• **Record set**

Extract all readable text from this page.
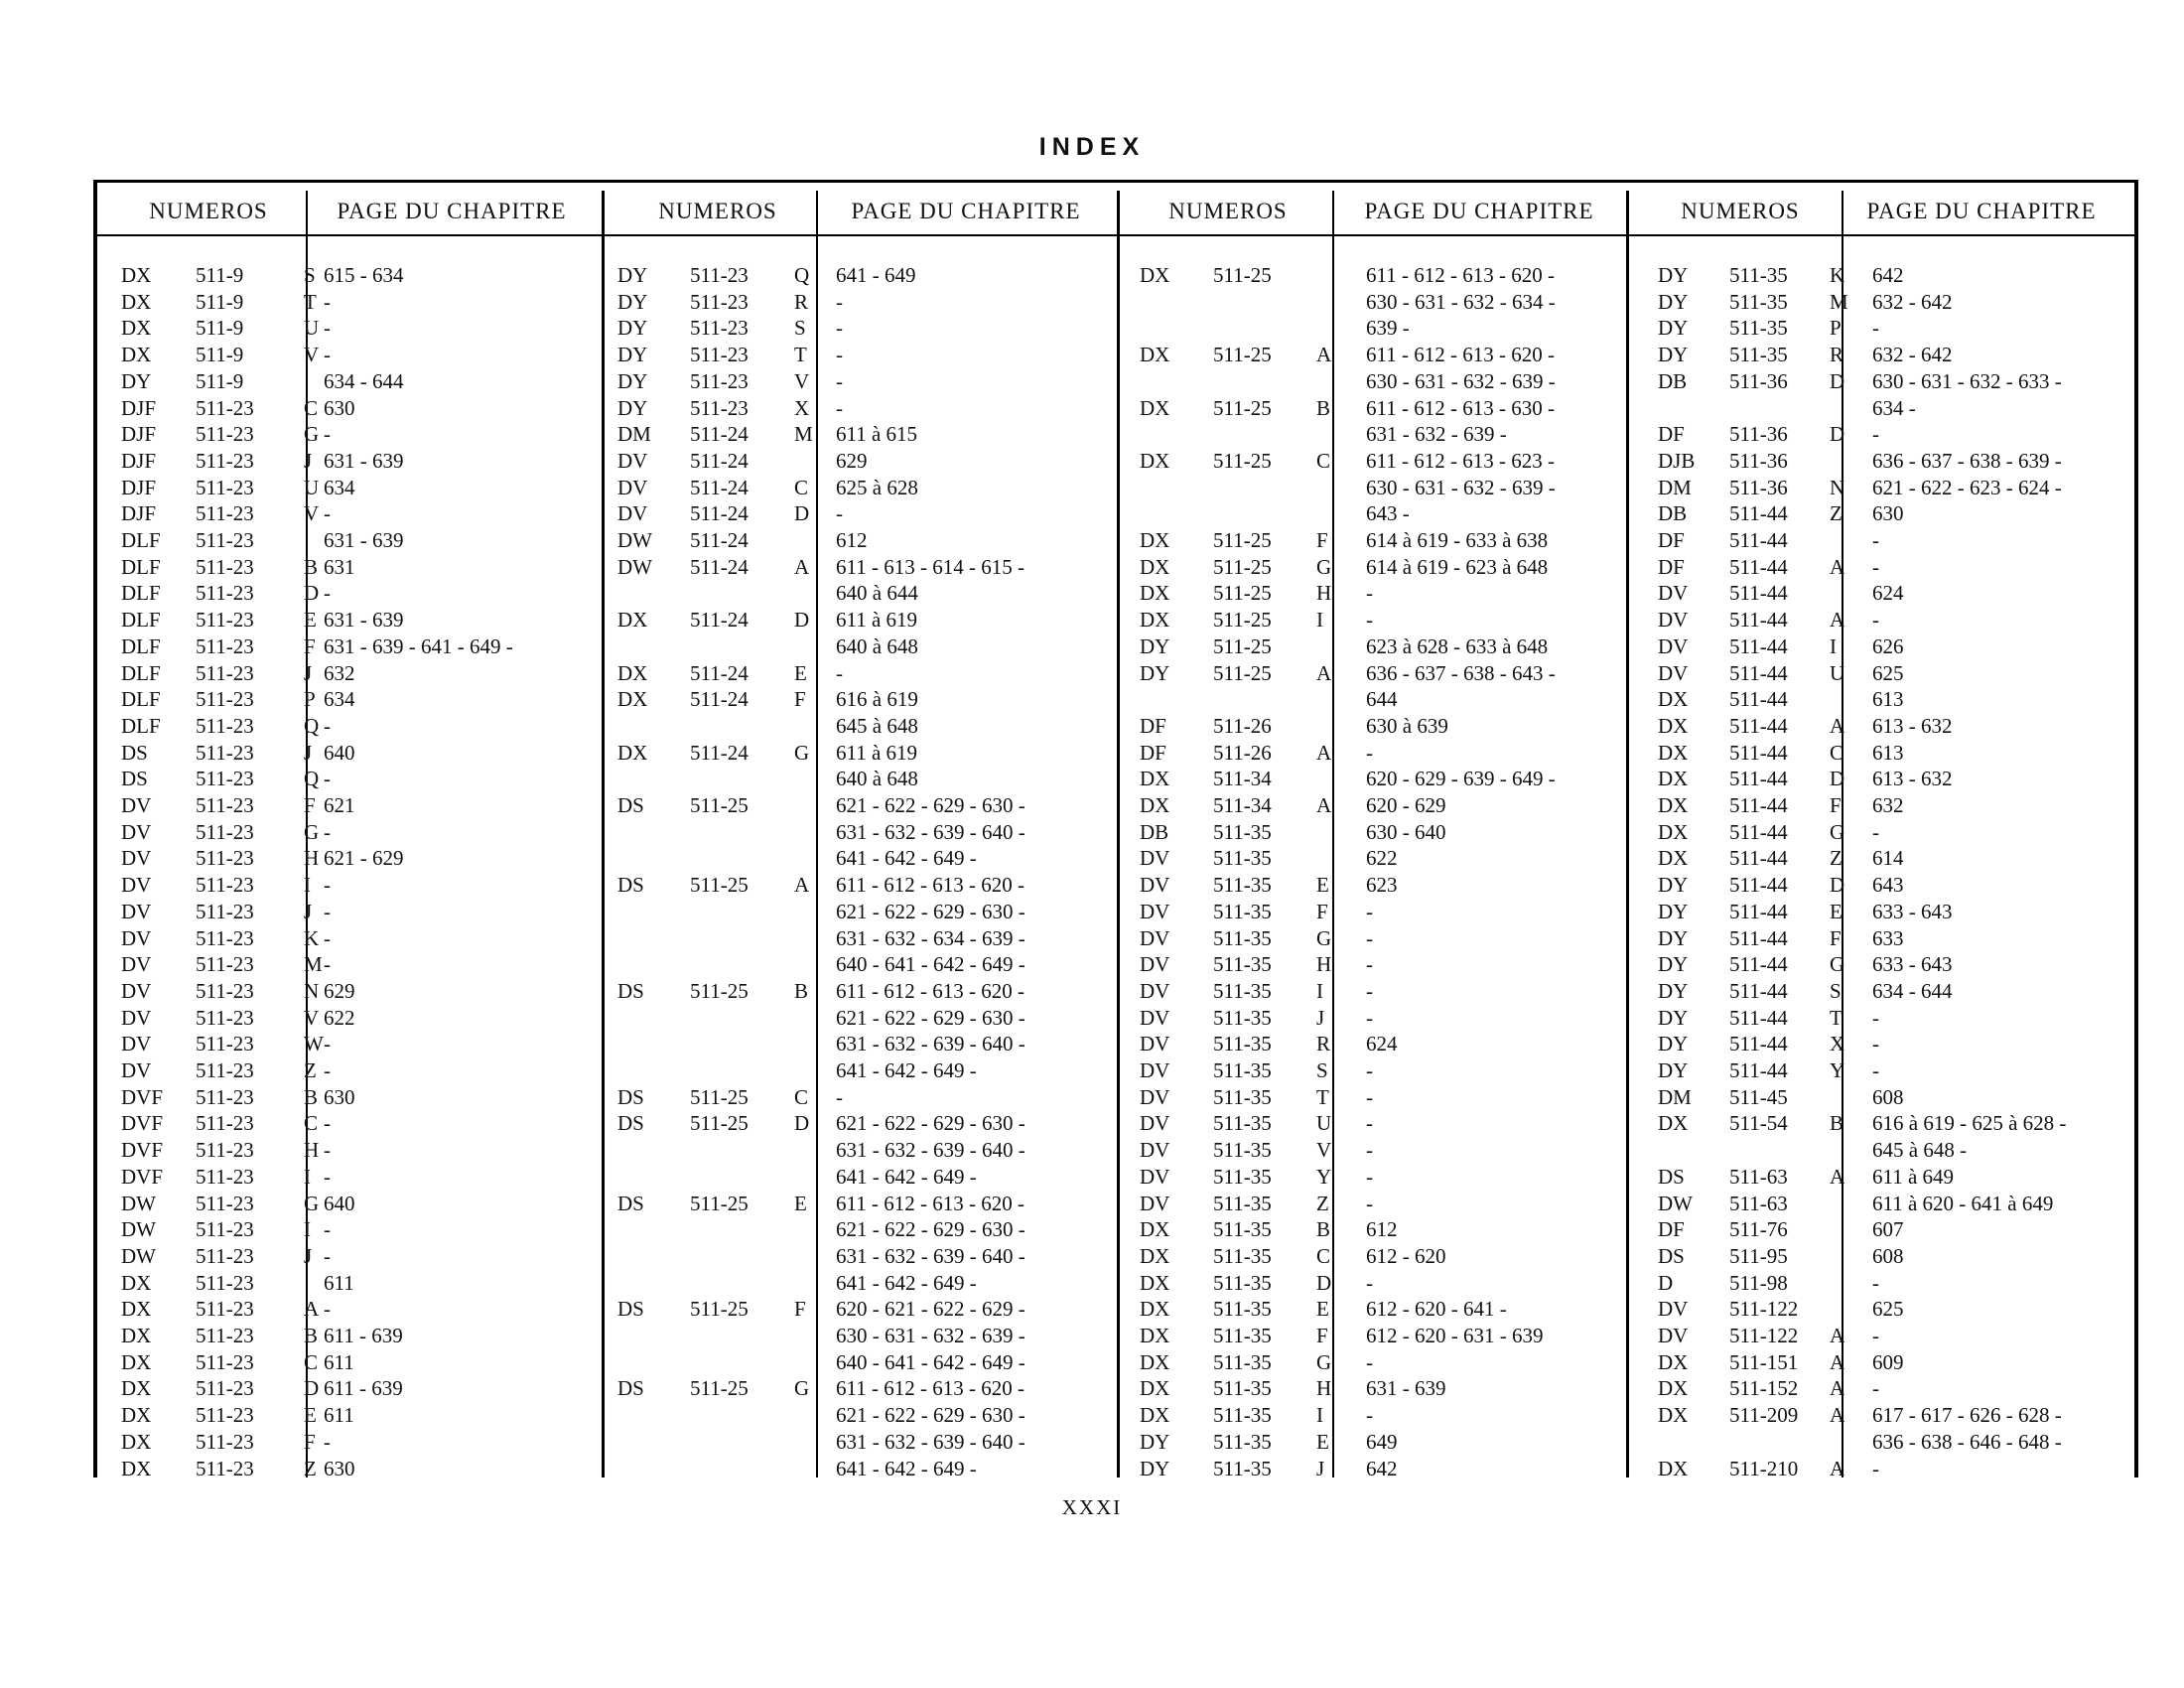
INDEX
NUMEROS	PAGE DU CHAPITRE
DX 511-9	S 615 - 634
DX 511-9	T -
DX 511-9	U -
DX 511-9	V -
DY 511-9	634 - 644
DJF 511-23 C 630
DJF 511-23 G -
DJF 511-23 J 631 - 639
DJF 511-23 U 634
DJF 511-23 V -
DLF 511-23	631 - 639
DLF 511-23 B 631
DLF 511-23 D -
DLF 511-23 E 631 - 639
DLF 511-23 F 631 - 639 - 641 - 649 -
DLF 511-23 J 632
DLF 511-23 P 634
DLF 511-23 Q -
DS 511-23 J 640
DS 511-23 Q -
DV 511-23 F 621
DV 511-23 G -
DV 511-23 H 621 - 629
DV 511-23 I -
DV 511-23 J -
DV 511-23 K -
DV 511-23 M -
DV 511-23 N 629
DV 511-23 V 622
DV 511-23 W -
DV 511-23 Z -
DVF 511-23 B 630
DVF 511-23 C -
DVF 511-23 H -
DVF 511-23 I -
DW 511-23 G 640
DW 511-23 I -
DW 511-23 J -
DX 511-23	611
DX 511-23 A -
DX 511-23 B 611 - 639
DX 511-23 C 611
DX 511-23 D 611 - 639
DX 511-23 E 611
DX 511-23 F -
DX 511-23 Z 630
NUMEROS	PAGE DU CHAPITRE
DY 511-23 Q 641 - 649
DY 511-23 R -
DY 511-23 S -
DY 511-23 T -
DY 511-23 V -
DY 511-23 X -
DM 511-24 M 611 à 615
DV 511-24	629
DV 511-24 C 625 à 628
DV 511-24 D -
DW 511-24	612
DW 511-24 A 611 - 613 - 614 - 615 -
640 à 644
DX 511-24 D 611 à 619
640 à 648
DX 511-24 E -
DX 511-24 F 616 à 619
645 à 648
DX 511-24 G 611 à 619
640 à 648
DS 511-25	621 - 622 - 629 - 630 -
631 - 632 - 639 - 640 -
641 - 642 - 649 -
DS 511-25 A 611 - 612 - 613 - 620 -
621 - 622 - 629 - 630 -
631 - 632 - 634 - 639 -
640 - 641 - 642 - 649 -
DS 511-25 B 611 - 612 - 613 - 620 -
621 - 622 - 629 - 630 -
631 - 632 - 639 - 640 -
641 - 642 - 649 -
DS 511-25 C -
DS 511-25 D 621 - 622 - 629 - 630 -
631 - 632 - 639 - 640 -
641 - 642 - 649 -
DS 511-25 E 611 - 612 - 613 - 620 -
621 - 622 - 629 - 630 -
631 - 632 - 639 - 640 -
641 - 642 - 649 -
DS 511-25 F 620 - 621 - 622 - 629 -
630 - 631 - 632 - 639 -
640 - 641 - 642 - 649 -
DS 511-25 G 611 - 612 - 613 - 620 -
621 - 622 - 629 - 630 -
631 - 632 - 639 - 640 -
641 - 642 - 649 -
NUMEROS	PAGE DU CHAPITRE
DX 511-25	611 - 612 - 613 - 620 -
630 - 631 - 632 - 634 -
639 -
DX 511-25 A 611 - 612 - 613 - 620 -
630 - 631 - 632 - 639 -
DX 511-25 B 611 - 612 - 613 - 630 -
631 - 632 - 639 -
DX 511-25 C 611 - 612 - 613 - 623 -
630 - 631 - 632 - 639 -
643 -
DX 511-25 F 614 à 619 - 633 à 638
DX 511-25 G 614 à 619 - 623 à 648
DX 511-25 H -
DX 511-25 I -
DY 511-25	623 à 628 - 633 à 648
DY 511-25 A 636 - 637 - 638 - 643 -
644
DF 511-26	630 à 639
DF 511-26 A -
DX 511-34	620 - 629 - 639 - 649 -
DX 511-34 A 620 - 629
DB 511-35	630 - 640
DV 511-35	622
DV 511-35 E 623
DV 511-35 F -
DV 511-35 G -
DV 511-35 H -
DV 511-35 I -
DV 511-35 J -
DV 511-35 R 624
DV 511-35 S -
DV 511-35 T -
DV 511-35 U -
DV 511-35 V -
DV 511-35 Y -
DV 511-35 Z -
DX 511-35 B 612
DX 511-35 C 612 - 620
DX 511-35 D -
DX 511-35 E 612 - 620 - 641 -
DX 511-35 F 612 - 620 - 631 - 639
DX 511-35 G -
DX 511-35 H 631 - 639
DX 511-35 I -
DY 511-35 E 649
DY 511-35 J 642
NUMEROS	PAGE DU CHAPITRE
DY 511-35 K 642
DY 511-35 M 632 - 642
DY 511-35 P -
DY 511-35 R 632 - 642
DB 511-36 D 630 - 631 - 632 - 633 -
634 -
DF 511-36 D -
DJB 511-36	636 - 637 - 638 - 639 -
DM 511-36 N 621 - 622 - 623 - 624 -
DB 511-44 Z 630
DF 511-44	-
DF 511-44 A -
DV 511-44	624
DV 511-44 A -
DV 511-44 I 626
DV 511-44 U 625
DX 511-44	613
DX 511-44 A 613 - 632
DX 511-44 C 613
DX 511-44 D 613 - 632
DX 511-44 F 632
DX 511-44 G -
DX 511-44 Z 614
DY 511-44 D 643
DY 511-44 E 633 - 643
DY 511-44 F 633
DY 511-44 G 633 - 643
DY 511-44 S 634 - 644
DY 511-44 T -
DY 511-44 X -
DY 511-44 Y -
DM 511-45	608
DX 511-54 B 616 à 619 - 625 à 628 -
645 à 648 -
DS 511-63 A 611 à 649
DW 511-63	611 à 620 - 641 à 649
DF 511-76	607
DS 511-95	608
D	511-98	-
DV 511-122	625
DV 511-122 A -
DX 511-151 A 609
DX 511-152 A -
DX 511-209 A 617 - 617 - 626 - 628 -
636 - 638 - 646 - 648 -
DX 511-210 A -
XXXI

• **Short problem**
Quote the preceding listing precisely and completely, omitting its images.

• **Reply**
Extract all readable text from this page.
INDEX
NUMEROS	PAGE DU CHAPITRE
DX 511-9	S 615 - 634
DX 511-9	T -
DX 511-9	U -
DX 511-9	V -
DY 511-9	634 - 644
DJF 511-23 C 630
DJF 511-23 G -
DJF 511-23 J 631 - 639
DJF 511-23 U 634
DJF 511-23 V -
DLF 511-23	631 - 639
DLF 511-23 B 631
DLF 511-23 D -
DLF 511-23 E 631 - 639
DLF 511-23 F 631 - 639 - 641 - 649 -
DLF 511-23 J 632
DLF 511-23 P 634
DLF 511-23 Q -
DS 511-23 J 640
DS 511-23 Q -
DV 511-23 F 621
DV 511-23 G -
DV 511-23 H 621 - 629
DV 511-23 I -
DV 511-23 J -
DV 511-23 K -
DV 511-23 M -
DV 511-23 N 629
DV 511-23 V 622
DV 511-23 W -
DV 511-23 Z -
DVF 511-23 B 630
DVF 511-23 C -
DVF 511-23 H -
DVF 511-23 I -
DW 511-23 G 640
DW 511-23 I -
DW 511-23 J -
DX 511-23	611
DX 511-23 A -
DX 511-23 B 611 - 639
DX 511-23 C 611
DX 511-23 D 611 - 639
DX 511-23 E 611
DX 511-23 F -
DX 511-23 Z 630
NUMEROS	PAGE DU CHAPITRE
DY 511-23 Q 641 - 649
DY 511-23 R -
DY 511-23 S -
DY 511-23 T -
DY 511-23 V -
DY 511-23 X -
DM 511-24 M 611 à 615
DV 511-24	629
DV 511-24 C 625 à 628
DV 511-24 D -
DW 511-24	612
DW 511-24 A 611 - 613 - 614 - 615 -
640 à 644
DX 511-24 D 611 à 619
640 à 648
DX 511-24 E -
DX 511-24 F 616 à 619
645 à 648
DX 511-24 G 611 à 619
640 à 648
DS 511-25	621 - 622 - 629 - 630 -
631 - 632 - 639 - 640 -
641 - 642 - 649 -
DS 511-25 A 611 - 612 - 613 - 620 -
621 - 622 - 629 - 630 -
631 - 632 - 634 - 639 -
640 - 641 - 642 - 649 -
DS 511-25 B 611 - 612 - 613 - 620 -
621 - 622 - 629 - 630 -
631 - 632 - 639 - 640 -
641 - 642 - 649 -
DS 511-25 C -
DS 511-25 D 621 - 622 - 629 - 630 -
631 - 632 - 639 - 640 -
641 - 642 - 649 -
DS 511-25 E 611 - 612 - 613 - 620 -
621 - 622 - 629 - 630 -
631 - 632 - 639 - 640 -
641 - 642 - 649 -
DS 511-25 F 620 - 621 - 622 - 629 -
630 - 631 - 632 - 639 -
640 - 641 - 642 - 649 -
DS 511-25 G 611 - 612 - 613 - 620 -
621 - 622 - 629 - 630 -
631 - 632 - 639 - 640 -
641 - 642 - 649 -
NUMEROS	PAGE DU CHAPITRE
DX 511-25	611 - 612 - 613 - 620 -
630 - 631 - 632 - 634 -
639 -
DX 511-25 A 611 - 612 - 613 - 620 -
630 - 631 - 632 - 639 -
DX 511-25 B 611 - 612 - 613 - 630 -
631 - 632 - 639 -
DX 511-25 C 611 - 612 - 613 - 623 -
630 - 631 - 632 - 639 -
643 -
DX 511-25 F 614 à 619 - 633 à 638
DX 511-25 G 614 à 619 - 623 à 648
DX 511-25 H -
DX 511-25 I -
DY 511-25	623 à 628 - 633 à 648
DY 511-25 A 636 - 637 - 638 - 643 -
644
DF 511-26	630 à 639
DF 511-26 A -
DX 511-34	620 - 629 - 639 - 649 -
DX 511-34 A 620 - 629
DB 511-35	630 - 640
DV 511-35	622
DV 511-35 E 623
DV 511-35 F -
DV 511-35 G -
DV 511-35 H -
DV 511-35 I -
DV 511-35 J -
DV 511-35 R 624
DV 511-35 S -
DV 511-35 T -
DV 511-35 U -
DV 511-35 V -
DV 511-35 Y -
DV 511-35 Z -
DX 511-35 B 612
DX 511-35 C 612 - 620
DX 511-35 D -
DX 511-35 E 612 - 620 - 641 -
DX 511-35 F 612 - 620 - 631 - 639
DX 511-35 G -
DX 511-35 H 631 - 639
DX 511-35 I -
DY 511-35 E 649
DY 511-35 J 642
NUMEROS	PAGE DU CHAPITRE
DY 511-35 K 642
DY 511-35 M 632 - 642
DY 511-35 P -
DY 511-35 R 632 - 642
DB 511-36 D 630 - 631 - 632 - 633 -
634 -
DF 511-36 D -
DJB 511-36	636 - 637 - 638 - 639 -
DM 511-36 N 621 - 622 - 623 - 624 -
DB 511-44 Z 630
DF 511-44	-
DF 511-44 A -
DV 511-44	624
DV 511-44 A -
DV 511-44 I 626
DV 511-44 U 625
DX 511-44	613
DX 511-44 A 613 - 632
DX 511-44 C 613
DX 511-44 D 613 - 632
DX 511-44 F 632
DX 511-44 G -
DX 511-44 Z 614
DY 511-44 D 643
DY 511-44 E 633 - 643
DY 511-44 F 633
DY 511-44 G 633 - 643
DY 511-44 S 634 - 644
DY 511-44 T -
DY 511-44 X -
DY 511-44 Y -
DM 511-45	608
DX 511-54 B 616 à 619 - 625 à 628 -
645 à 648 -
DS 511-63 A 611 à 649
DW 511-63	611 à 620 - 641 à 649
DF 511-76	607
DS 511-95	608
D	511-98	-
DV 511-122	625
DV 511-122 A -
DX 511-151 A 609
DX 511-152 A -
DX 511-209 A 617 - 617 - 626 - 628 -
636 - 638 - 646 - 648 -
DX 511-210 A -
XXXI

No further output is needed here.